## HOW TO COMPLETE THIS TASK
Resume the news story about Spc. Jake Lowery and the Army's Wounded Warrior Sports Program, picking up after its final sentence.

## EXTRACTED TEXT
PHOTO CAPTION: Spc. Jake Lowery of Fort Richardson, Alaska, competes May 10 in a Troy Shelley Affiliate team roping at Denny Calhoun Arena in Las Cruces, N.M., as part of the Army’s new Wounded Warrior Sports Program designed to give active-duty Soldiers with life-altering injuries an opportunity to compete in sporting events.

Cowboy-Soldier Launches Army’s Wounded Warrior Sports Program

Photos and story by Tim Hipps, FMWRC Public Affairs (cleared for public release)

LAS CRUCES, N.M.—Purple Heart recipient Spc. Jake Lowery officially launched the U.S. Army Wounded Warrior Sports Program with an inspirational team-roping performance at Denny Calhoun Arena on May 10–11.

Lowery, 26, of Fort Richardson, Alaska, lost his right eye and sustained massive head injuries when he was hit by an improvised explosive device that killed a fellow Soldier in Fallujah, Iraq, on Feb. 11, 2007.

Less than a year later, Lowery, a lifelong cowboy, was back aboard a horse and roping steers despite suffering from a traumatic brain injury and post-traumatic stress disorder.

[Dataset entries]

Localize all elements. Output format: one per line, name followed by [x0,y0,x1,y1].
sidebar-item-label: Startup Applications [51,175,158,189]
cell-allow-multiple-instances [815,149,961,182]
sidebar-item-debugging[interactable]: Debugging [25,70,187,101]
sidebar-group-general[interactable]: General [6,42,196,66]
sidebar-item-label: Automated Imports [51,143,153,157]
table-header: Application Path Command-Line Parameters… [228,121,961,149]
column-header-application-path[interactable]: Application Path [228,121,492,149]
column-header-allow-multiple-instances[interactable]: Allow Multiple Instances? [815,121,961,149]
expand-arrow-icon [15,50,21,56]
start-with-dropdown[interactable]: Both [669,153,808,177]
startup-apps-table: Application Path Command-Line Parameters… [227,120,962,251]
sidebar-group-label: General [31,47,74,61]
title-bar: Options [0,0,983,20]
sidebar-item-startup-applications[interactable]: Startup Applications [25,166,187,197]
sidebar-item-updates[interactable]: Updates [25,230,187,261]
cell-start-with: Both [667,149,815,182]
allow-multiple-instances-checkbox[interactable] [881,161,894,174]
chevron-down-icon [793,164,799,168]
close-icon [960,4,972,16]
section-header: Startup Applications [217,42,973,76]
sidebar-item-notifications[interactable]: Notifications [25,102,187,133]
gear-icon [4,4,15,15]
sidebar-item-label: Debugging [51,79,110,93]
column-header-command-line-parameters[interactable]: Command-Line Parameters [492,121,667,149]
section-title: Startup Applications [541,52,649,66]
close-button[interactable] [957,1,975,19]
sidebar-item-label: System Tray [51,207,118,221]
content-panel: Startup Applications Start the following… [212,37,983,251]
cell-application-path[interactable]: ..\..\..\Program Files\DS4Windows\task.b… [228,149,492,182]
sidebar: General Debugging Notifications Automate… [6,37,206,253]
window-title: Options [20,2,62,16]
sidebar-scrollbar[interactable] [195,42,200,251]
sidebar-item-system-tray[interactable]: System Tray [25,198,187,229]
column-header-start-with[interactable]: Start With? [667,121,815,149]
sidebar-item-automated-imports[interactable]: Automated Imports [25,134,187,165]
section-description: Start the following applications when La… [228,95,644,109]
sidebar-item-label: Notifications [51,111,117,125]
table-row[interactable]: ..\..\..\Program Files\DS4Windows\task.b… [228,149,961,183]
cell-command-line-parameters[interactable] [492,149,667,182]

## EXERCISE OUTPUT
"This pretty much keeps me going—it’s the only thing that does," he said. "Without it, I’d just be hanging out in my room somewhere."

The Wounded Warrior Sports Program was designed to give active-duty Soldiers with life-altering injuries an opportunity to compete in sporting events by paying for their athletic attire, registration fees, transportation, lodging and per diem.

Lowery travelled from Alaska to El Paso, Texas, and connected with family for a ride home to Silver City, N.M., where he, stepfather John Escobedo and grandfather Pete Escobedo loaded a trailer with horses and drove to Las Cruces for a weekend of roping.

All three competed in the Troy Shelley Affiliate event.

"This is one of the best things the Armed Forces could have done because it’s just therapy for these guys who feel like ‘I lost this. I lost that,’" said Sgt. 1st Class (ret.) Pete Escobedo, 83, who served 27 years in the Army. "If you really want to do something with yourself…Jacob is a prime example. He’s really trying.

"We’re thankful for the Army for doing everything it can for him."

Lowery teamed with different partners to successfully rope two of six steers in the first round of competition on Saturday. After roping two more in the second round and another in the third, he was sitting in third place entering the final short round. But when prize money came into play, his steer got away.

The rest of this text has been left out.